TEXT TO READ:
>> START
Just as a new car begins to lose its value the moment it drives off the lot, the metal of a printed circuit board will deteriorate as soon as it has completed production. The exposed copper used in a PCB for thru-hole and surface mount solder pads is a prime target for oxidation. To prevent this deuteriation, PCB fabricators will apply a surface finish that protects the board from oxidation and other contamination and facilitates its solderability during manufacturing. There are many surface finishes to choose from, and it is crucial to understand how each finish will influence the manufacturability and reliability of the board. At the same time, it is also essential to keep in mind the key benefits and attributes of the finishes:
Influences and Considerations of Surface Finishes for Printed Circuit Boards
|Surface Finish Influences||Selection Considerations|
There are many metallic and Organic surface finishes PCB project teams to choose from. However, this article will focus on the electroless nickel electroless palladium immersion gold process or ENEPIG. This process has many benefits compared to other surface finishes that electronics manufacturers should know.
What is ENEPIG Surface Finish?
ENEPIG is similar to ENIG (electroless nickel immersion gold), except it adds a palladium layer to the mix. Although it has been in service for almost 20 years, ENEPIG has recently gained more popularity due to its lower cost than other gold finishing processes. The combination of gold and palladium offers a more cost-effective plating solution than pure gold and is more durable than other finishes. And because ENEPIG is suitable for almost any PCB surface, it has earned the reputation of being “the universal surface finish.”
The process of applying electroless nickel electroless palladium immersion gold is similar to ENIG, except for the additional layer of palladium:
- The existing copper on the circuit board chemically activates in preparation for nickel-plating.
- Next, the nickel is plated using an electroless process, providing a thin barrier between the copper and the later metals.
- A layer of electroless palladium provides additional protection. This palladium layer prevents the nickel from corroding, which can lead to the “black pad” problems associated with ENEG surface finishes.
>> END
SHORT PROBLEM 1: Translate this sentence from the passage on PCB surface finishes into Spanish: "The exposed copper used in a PCB for thru-hole and surface mount solder pads is a prime target for oxidation."
SHORT PROBLEM 2: According to the passage on PCB surface finishes, for about how long has ENEPIG been in service?
SHORT PROBLEM 3: From the passage on PCB surface finishes, reproduce the text between "The process of" and "preparation for nickel-plating.", inclusive.

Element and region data
>> START
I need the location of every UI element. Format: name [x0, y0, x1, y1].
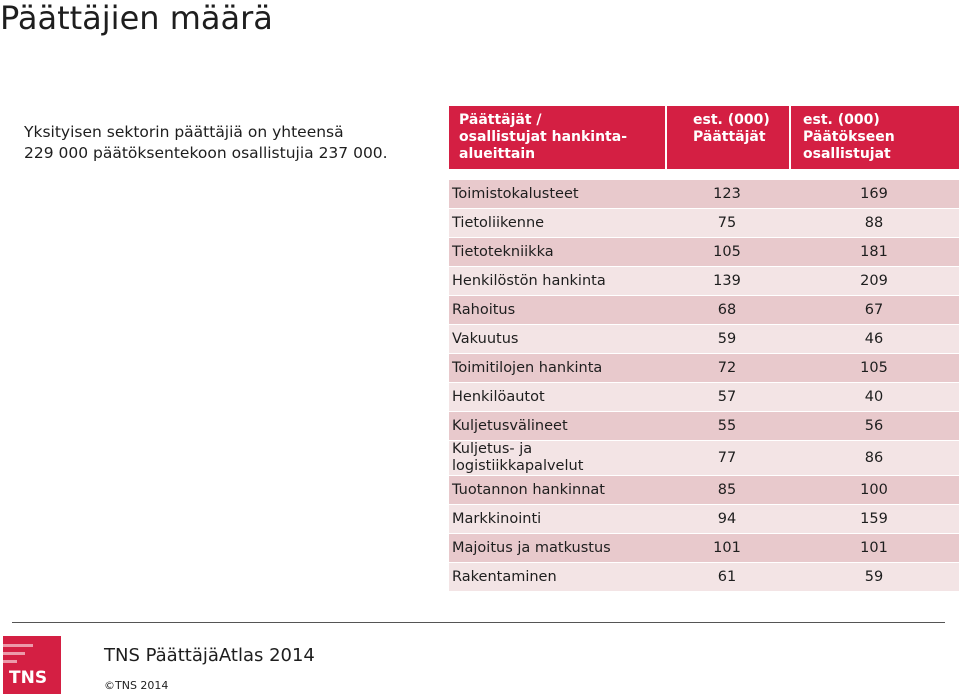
intro-line-1: Yksityisen sektorin päättäjiä on yhteensä — [24, 123, 344, 141]
tns-logo — [3, 636, 61, 694]
table-row — [449, 209, 959, 238]
row-label: Kuljetusvälineet — [449, 412, 665, 441]
decision-makers-value: 57 — [665, 383, 789, 412]
participants-value: 159 — [789, 505, 959, 534]
row-label: Majoitus ja matkustus — [449, 534, 665, 563]
participants-value: 86 — [789, 441, 959, 476]
table-row — [449, 476, 959, 505]
table-row — [449, 505, 959, 534]
participants-value: 105 — [789, 354, 959, 383]
table-row — [449, 412, 959, 441]
table-row — [449, 383, 959, 412]
decision-makers-value: 94 — [665, 505, 789, 534]
table-header-row — [449, 106, 959, 169]
row-label: Toimistokalusteet — [449, 180, 665, 209]
header-decision-makers: est. (000) Päättäjät — [665, 106, 789, 169]
intro-text — [24, 122, 424, 164]
participants-value: 101 — [789, 534, 959, 563]
participants-value: 169 — [789, 180, 959, 209]
decision-makers-value: 75 — [665, 209, 789, 238]
participants-value: 56 — [789, 412, 959, 441]
header-category: Päättäjät / osallistujat hankinta- alueittain — [449, 106, 665, 169]
decision-makers-value: 77 — [665, 441, 789, 476]
decision-makers-value: 105 — [665, 238, 789, 267]
row-label: Kuljetus- ja logistiikkapalvelut — [449, 441, 665, 476]
decision-makers-value: 123 — [665, 180, 789, 209]
participants-value: 67 — [789, 296, 959, 325]
decision-makers-value: 101 — [665, 534, 789, 563]
table-row — [449, 296, 959, 325]
row-label: Rahoitus — [449, 296, 665, 325]
decision-makers-value: 59 — [665, 325, 789, 354]
decision-makers-value: 68 — [665, 296, 789, 325]
participants-value: 88 — [789, 209, 959, 238]
footer-title: TNS PäättäjäAtlas 2014 — [104, 645, 315, 666]
decision-makers-value: 85 — [665, 476, 789, 505]
footer-divider — [12, 622, 945, 623]
table-row — [449, 354, 959, 383]
decision-makers-value: 55 — [665, 412, 789, 441]
table-row — [449, 238, 959, 267]
decision-makers-value: 72 — [665, 354, 789, 383]
table-row — [449, 325, 959, 354]
table-row — [449, 267, 959, 296]
participants-value: 40 — [789, 383, 959, 412]
row-label: Henkilöautot — [449, 383, 665, 412]
table-row — [449, 563, 959, 592]
row-label: Toimitilojen hankinta — [449, 354, 665, 383]
row-label: Markkinointi — [449, 505, 665, 534]
participants-value: 181 — [789, 238, 959, 267]
intro-line-2: 229 000 päätöksentekoon osallistujia 237 000. — [24, 144, 388, 162]
table-row — [449, 441, 959, 476]
participants-value: 100 — [789, 476, 959, 505]
page-title: Päättäjien määrä — [0, 0, 273, 37]
row-label: Tietoliikenne — [449, 209, 665, 238]
row-label: Henkilöstön hankinta — [449, 267, 665, 296]
row-label: Rakentaminen — [449, 563, 665, 592]
table-row — [449, 534, 959, 563]
decision-makers-value: 139 — [665, 267, 789, 296]
decision-makers-value: 61 — [665, 563, 789, 592]
participants-value: 46 — [789, 325, 959, 354]
participants-value: 209 — [789, 267, 959, 296]
copyright: ©TNS 2014 — [104, 679, 169, 692]
table-row — [449, 180, 959, 209]
participants-value: 59 — [789, 563, 959, 592]
row-label: Tietotekniikka — [449, 238, 665, 267]
decision-makers-table — [449, 106, 959, 592]
row-label: Vakuutus — [449, 325, 665, 354]
header-participants: est. (000) Päätökseen osallistujat — [789, 106, 959, 169]
row-label: Tuotannon hankinnat — [449, 476, 665, 505]
logo-text: TNS — [9, 668, 48, 688]
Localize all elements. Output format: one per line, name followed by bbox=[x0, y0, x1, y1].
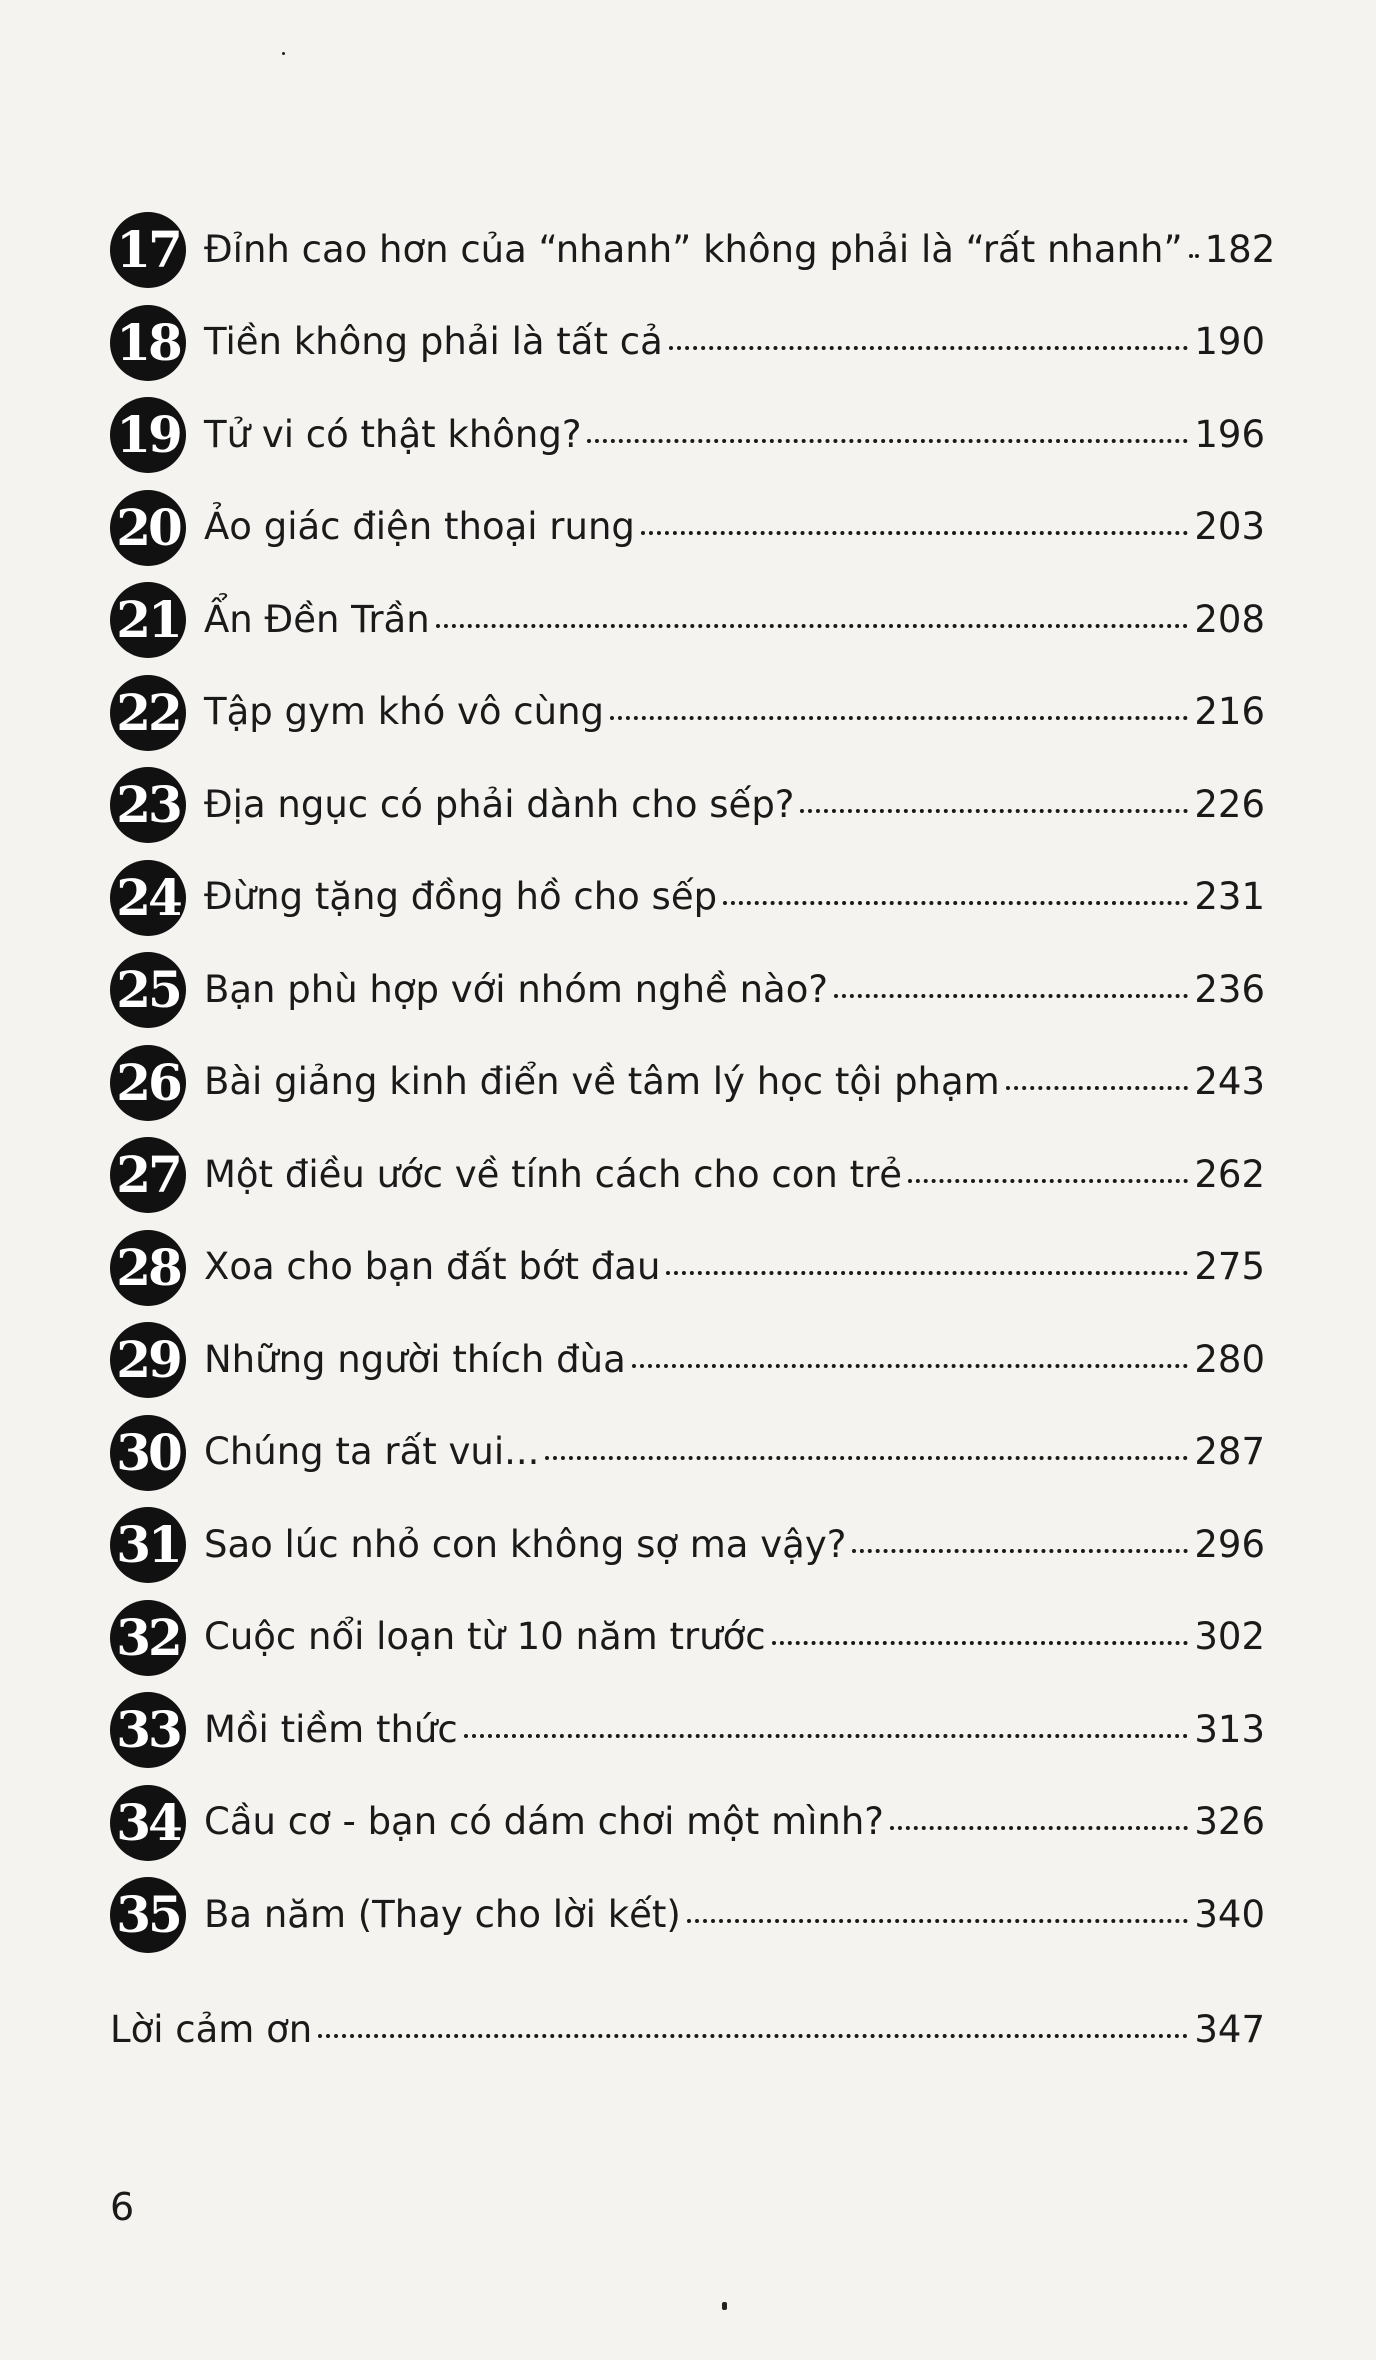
page-ref: 243 bbox=[1194, 1060, 1265, 1104]
chapter-number-badge: 21 bbox=[110, 582, 186, 658]
dot-leader bbox=[669, 346, 1189, 350]
chapter-number-badge: 31 bbox=[110, 1507, 186, 1583]
chapter-title: Bạn phù hợp với nhóm nghề nào? bbox=[204, 967, 828, 1011]
page-ref: 231 bbox=[1194, 875, 1265, 919]
chapter-number-badge: 27 bbox=[110, 1137, 186, 1213]
chapter-number-badge: 18 bbox=[110, 305, 186, 381]
dot-leader bbox=[800, 809, 1188, 813]
dot-leader bbox=[852, 1549, 1188, 1553]
chapter-number-badge: 20 bbox=[110, 490, 186, 566]
chapter-title: Tiền không phải là tất cả bbox=[204, 320, 663, 364]
dot-leader bbox=[666, 1271, 1188, 1275]
chapter-title: Tập gym khó vô cùng bbox=[204, 690, 605, 734]
chapter-number-badge: 24 bbox=[110, 860, 186, 936]
dot-leader bbox=[464, 1734, 1189, 1738]
chapter-title: Cầu cơ - bạn có dám chơi một mình? bbox=[204, 1800, 884, 1844]
chapter-title: Một điều ước về tính cách cho con trẻ bbox=[204, 1152, 903, 1196]
chapter-title: Những người thích đùa bbox=[204, 1337, 626, 1381]
dot-leader bbox=[834, 994, 1188, 998]
dot-leader bbox=[908, 1179, 1188, 1183]
page-ref: 287 bbox=[1194, 1430, 1265, 1474]
chapter-title: Cuộc nổi loạn từ 10 năm trước bbox=[204, 1615, 766, 1659]
toc-entry-25 bbox=[110, 950, 1265, 1030]
toc-entry-34 bbox=[110, 1783, 1265, 1863]
toc-entry-23 bbox=[110, 765, 1265, 845]
chapter-number-badge: 25 bbox=[110, 952, 186, 1028]
page-ref: 262 bbox=[1194, 1152, 1265, 1196]
toc-entry-acknowledgement bbox=[110, 1990, 1265, 2070]
dot-leader bbox=[1189, 254, 1199, 258]
page-ref: 347 bbox=[1194, 2007, 1265, 2051]
toc-entry-21 bbox=[110, 580, 1265, 660]
print-speck bbox=[282, 52, 285, 55]
chapter-number-badge: 19 bbox=[110, 397, 186, 473]
chapter-number-badge: 32 bbox=[110, 1600, 186, 1676]
toc-entry-29 bbox=[110, 1320, 1265, 1400]
toc-entry-19 bbox=[110, 395, 1265, 475]
chapter-number-badge: 34 bbox=[110, 1785, 186, 1861]
page-number: 6 bbox=[110, 2185, 135, 2229]
chapter-number-badge: 23 bbox=[110, 767, 186, 843]
chapter-title: Đỉnh cao hơn của “nhanh” không phải là “rất nhanh” bbox=[204, 227, 1183, 271]
chapter-title: Đừng tặng đồng hồ cho sếp bbox=[204, 875, 718, 919]
page-ref: 275 bbox=[1194, 1245, 1265, 1289]
page-ref: 280 bbox=[1194, 1337, 1265, 1381]
toc-entry-22 bbox=[110, 673, 1265, 753]
dot-leader bbox=[641, 531, 1188, 535]
page-ref: 203 bbox=[1194, 505, 1265, 549]
toc-entry-35 bbox=[110, 1875, 1265, 1955]
page-ref: 296 bbox=[1194, 1522, 1265, 1566]
page-ref: 208 bbox=[1194, 597, 1265, 641]
toc-entry-18 bbox=[110, 303, 1265, 383]
page-ref: 302 bbox=[1194, 1615, 1265, 1659]
dot-leader bbox=[687, 1919, 1189, 1923]
chapter-title: Mồi tiềm thức bbox=[204, 1707, 458, 1751]
dot-leader bbox=[587, 439, 1188, 443]
chapter-title: Địa ngục có phải dành cho sếp? bbox=[204, 782, 795, 826]
page-ref: 196 bbox=[1194, 412, 1265, 456]
chapter-number-badge: 17 bbox=[110, 212, 186, 288]
chapter-title: Ba năm (Thay cho lời kết) bbox=[204, 1892, 681, 1936]
chapter-number-badge: 30 bbox=[110, 1415, 186, 1491]
chapter-title: Bài giảng kinh điển về tâm lý học tội phạm bbox=[204, 1060, 1000, 1104]
page-ref: 182 bbox=[1204, 227, 1276, 271]
toc-entry-32 bbox=[110, 1598, 1265, 1678]
chapter-title: Sao lúc nhỏ con không sợ ma vậy? bbox=[204, 1522, 847, 1566]
toc-entry-26 bbox=[110, 1043, 1265, 1123]
chapter-number-badge: 28 bbox=[110, 1230, 186, 1306]
chapter-title: Chúng ta rất vui... bbox=[204, 1430, 540, 1474]
dot-leader bbox=[890, 1826, 1188, 1830]
dot-leader bbox=[545, 1456, 1188, 1460]
chapter-number-badge: 26 bbox=[110, 1045, 186, 1121]
page-ref: 326 bbox=[1194, 1800, 1265, 1844]
chapter-title: Tử vi có thật không? bbox=[204, 412, 582, 456]
print-speck bbox=[722, 2302, 727, 2310]
dot-leader bbox=[1006, 1086, 1189, 1090]
chapter-number-badge: 35 bbox=[110, 1877, 186, 1953]
chapter-title: Xoa cho bạn đất bớt đau bbox=[204, 1245, 661, 1289]
toc-entry-20 bbox=[110, 488, 1265, 568]
toc-entry-27 bbox=[110, 1135, 1265, 1215]
page-ref: 190 bbox=[1194, 320, 1265, 364]
page-ref: 216 bbox=[1194, 690, 1265, 734]
chapter-title: Lời cảm ơn bbox=[110, 2007, 313, 2051]
toc-entry-33 bbox=[110, 1690, 1265, 1770]
page-ref: 340 bbox=[1194, 1892, 1265, 1936]
toc-entry-24 bbox=[110, 858, 1265, 938]
dot-leader bbox=[772, 1641, 1189, 1645]
chapter-title: Ẩn Đền Trần bbox=[204, 597, 430, 641]
dot-leader bbox=[723, 901, 1188, 905]
chapter-number-badge: 22 bbox=[110, 675, 186, 751]
dot-leader bbox=[610, 716, 1188, 720]
toc-entry-28 bbox=[110, 1228, 1265, 1308]
toc-entry-30 bbox=[110, 1413, 1265, 1493]
dot-leader bbox=[436, 624, 1189, 628]
page-ref: 226 bbox=[1194, 782, 1265, 826]
toc-entry-31 bbox=[110, 1505, 1265, 1585]
page-ref: 236 bbox=[1194, 967, 1265, 1011]
chapter-number-badge: 29 bbox=[110, 1322, 186, 1398]
toc-entry-17 bbox=[110, 210, 1276, 290]
chapter-number-badge: 33 bbox=[110, 1692, 186, 1768]
page-ref: 313 bbox=[1194, 1707, 1265, 1751]
chapter-title: Ảo giác điện thoại rung bbox=[204, 505, 635, 549]
dot-leader bbox=[318, 2034, 1188, 2038]
dot-leader bbox=[632, 1364, 1189, 1368]
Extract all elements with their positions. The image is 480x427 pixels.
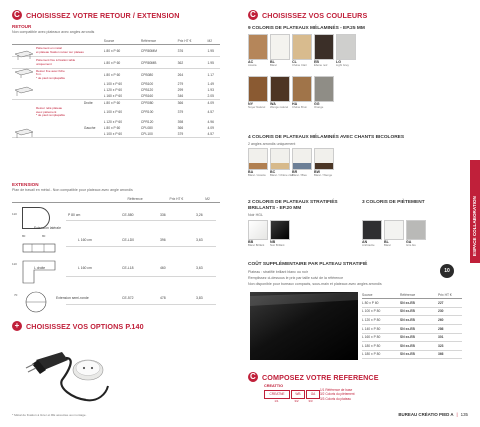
>> END
CORRECT OUTPUT 1: El cobre expuesto que se utiliza en una PCB para las almohadillas de soldadura de orificio pasante y de montaje superficial es un objetivo principal de la oxidación.

CORRECT OUTPUT 2: Almost 20 years.

CORRECT OUTPUT 3:
The process of applying electroless nickel electroless palladium immersion gold is similar to ENIG, except for the additional layer of palladium:
- The existing copper on the circuit board chemically activates in preparation for nickel-plating.